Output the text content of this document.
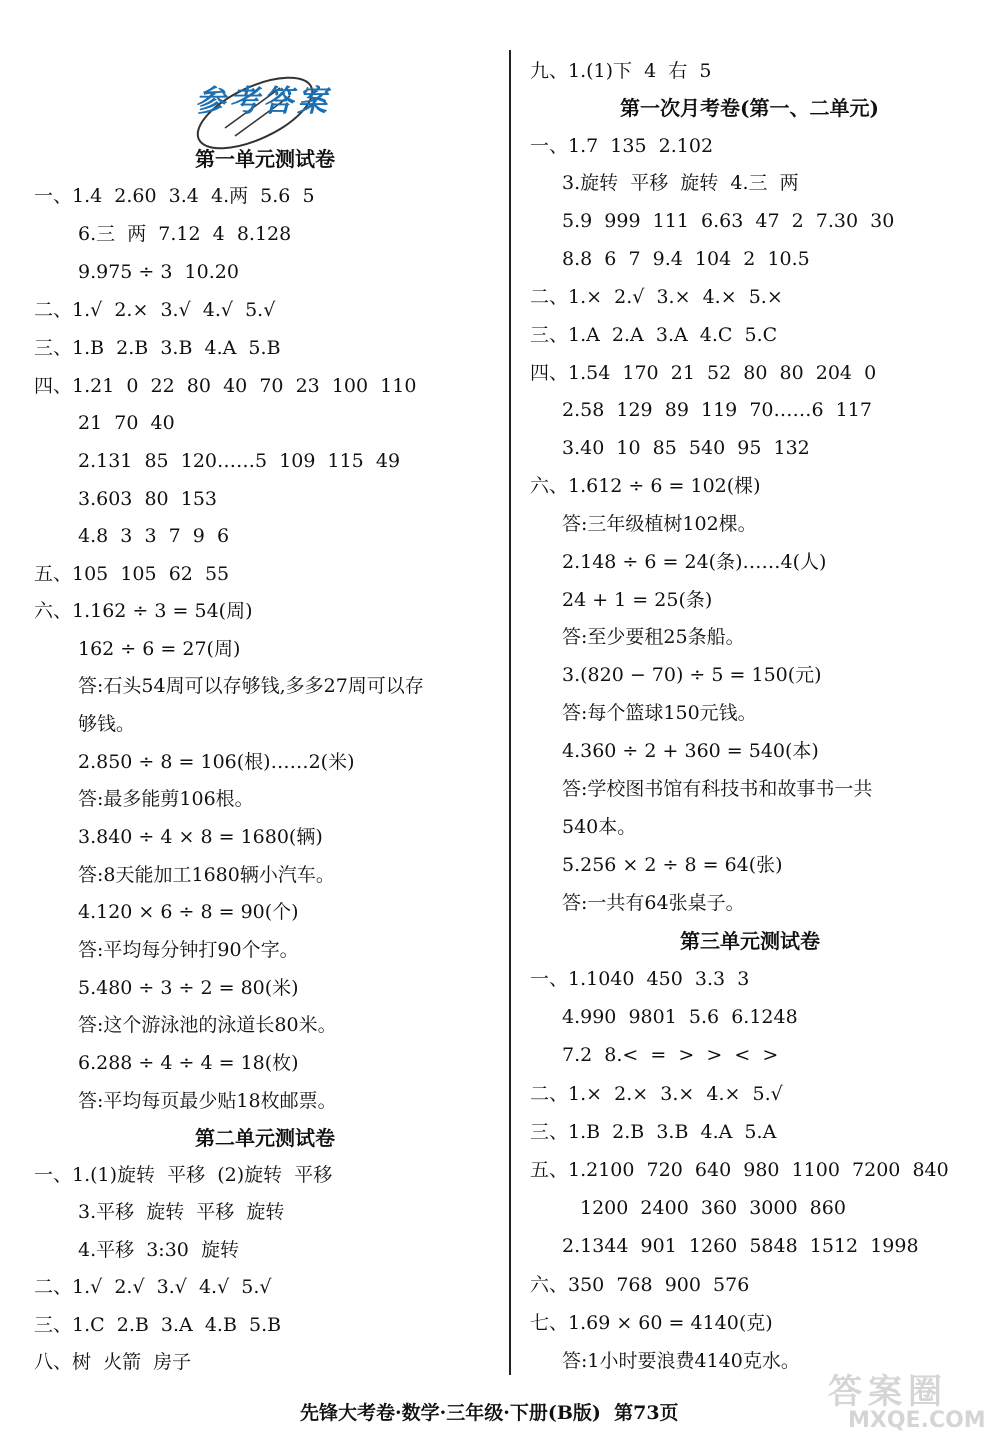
参考答案
第一单元测试卷
一、1.4  2.60  3.4  4.两  5.6  5
6.三  两  7.12  4  8.128
9.975 ÷ 3  10.20
二、1.√  2.×  3.√  4.√  5.√
三、1.B  2.B  3.B  4.A  5.B
四、1.21  0  22  80  40  70  23  100  110
21  70  40
2.131  85  120……5  109  115  49
3.603  80  153
4.8  3  3  7  9  6
五、105  105  62  55
六、1.162 ÷ 3 = 54(周)
162 ÷ 6 = 27(周)
答:石头54周可以存够钱,多多27周可以存
够钱。
2.850 ÷ 8 = 106(根)……2(米)
答:最多能剪106根。
3.840 ÷ 4 × 8 = 1680(辆)
答:8天能加工1680辆小汽车。
4.120 × 6 ÷ 8 = 90(个)
答:平均每分钟打90个字。
5.480 ÷ 3 ÷ 2 = 80(米)
答:这个游泳池的泳道长80米。
6.288 ÷ 4 ÷ 4 = 18(枚)
答:平均每页最少贴18枚邮票。
第二单元测试卷
一、1.(1)旋转  平移  (2)旋转  平移
3.平移  旋转  平移  旋转
4.平移  3:30  旋转
二、1.√  2.√  3.√  4.√  5.√
三、1.C  2.B  3.A  4.B  5.B
八、树  火箭  房子
九、1.(1)下  4  右  5
第一次月考卷(第一、二单元)
一、1.7  135  2.102
3.旋转  平移  旋转  4.三  两
5.9  999  111  6.63  47  2  7.30  30
8.8  6  7  9.4  104  2  10.5
二、1.×  2.√  3.×  4.×  5.×
三、1.A  2.A  3.A  4.C  5.C
四、1.54  170  21  52  80  80  204  0
2.58  129  89  119  70……6  117
3.40  10  85  540  95  132
六、1.612 ÷ 6 = 102(棵)
答:三年级植树102棵。
2.148 ÷ 6 = 24(条)……4(人)
24 + 1 = 25(条)
答:至少要租25条船。
3.(820 − 70) ÷ 5 = 150(元)
答:每个篮球150元钱。
4.360 ÷ 2 + 360 = 540(本)
答:学校图书馆有科技书和故事书一共
540本。
5.256 × 2 ÷ 8 = 64(张)
答:一共有64张桌子。
第三单元测试卷
一、1.1040  450  3.3  3
4.990  9801  5.6  6.1248
7.2  8.<  =  >  >  <  >
二、1.×  2.×  3.×  4.×  5.√
三、1.B  2.B  3.B  4.A  5.A
五、1.2100  720  640  980  1100  7200  840
1200  2400  360  3000  860
2.1344  901  1260  5848  1512  1998
六、350  768  900  576
七、1.69 × 60 = 4140(克)
答:1小时要浪费4140克水。
先锋大考卷·数学·三年级·下册(B版)  第73页
答案圈
MXQE.COM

Task prompt: Reproduce every entry word for word, but omit the pictures.

Exercise response:
Output the text content of this document.
参考答案
第一单元测试卷
一、1.4  2.60  3.4  4.两  5.6  5
6.三  两  7.12  4  8.128
9.975 ÷ 3  10.20
二、1.√  2.×  3.√  4.√  5.√
三、1.B  2.B  3.B  4.A  5.B
四、1.21  0  22  80  40  70  23  100  110
21  70  40
2.131  85  120……5  109  115  49
3.603  80  153
4.8  3  3  7  9  6
五、105  105  62  55
六、1.162 ÷ 3 = 54(周)
162 ÷ 6 = 27(周)
答:石头54周可以存够钱,多多27周可以存
够钱。
2.850 ÷ 8 = 106(根)……2(米)
答:最多能剪106根。
3.840 ÷ 4 × 8 = 1680(辆)
答:8天能加工1680辆小汽车。
4.120 × 6 ÷ 8 = 90(个)
答:平均每分钟打90个字。
5.480 ÷ 3 ÷ 2 = 80(米)
答:这个游泳池的泳道长80米。
6.288 ÷ 4 ÷ 4 = 18(枚)
答:平均每页最少贴18枚邮票。
第二单元测试卷
一、1.(1)旋转  平移  (2)旋转  平移
3.平移  旋转  平移  旋转
4.平移  3:30  旋转
二、1.√  2.√  3.√  4.√  5.√
三、1.C  2.B  3.A  4.B  5.B
八、树  火箭  房子
九、1.(1)下  4  右  5
第一次月考卷(第一、二单元)
一、1.7  135  2.102
3.旋转  平移  旋转  4.三  两
5.9  999  111  6.63  47  2  7.30  30
8.8  6  7  9.4  104  2  10.5
二、1.×  2.√  3.×  4.×  5.×
三、1.A  2.A  3.A  4.C  5.C
四、1.54  170  21  52  80  80  204  0
2.58  129  89  119  70……6  117
3.40  10  85  540  95  132
六、1.612 ÷ 6 = 102(棵)
答:三年级植树102棵。
2.148 ÷ 6 = 24(条)……4(人)
24 + 1 = 25(条)
答:至少要租25条船。
3.(820 − 70) ÷ 5 = 150(元)
答:每个篮球150元钱。
4.360 ÷ 2 + 360 = 540(本)
答:学校图书馆有科技书和故事书一共
540本。
5.256 × 2 ÷ 8 = 64(张)
答:一共有64张桌子。
第三单元测试卷
一、1.1040  450  3.3  3
4.990  9801  5.6  6.1248
7.2  8.<  =  >  >  <  >
二、1.×  2.×  3.×  4.×  5.√
三、1.B  2.B  3.B  4.A  5.A
五、1.2100  720  640  980  1100  7200  840
1200  2400  360  3000  860
2.1344  901  1260  5848  1512  1998
六、350  768  900  576
七、1.69 × 60 = 4140(克)
答:1小时要浪费4140克水。
先锋大考卷·数学·三年级·下册(B版)  第73页
答案圈
MXQE.COM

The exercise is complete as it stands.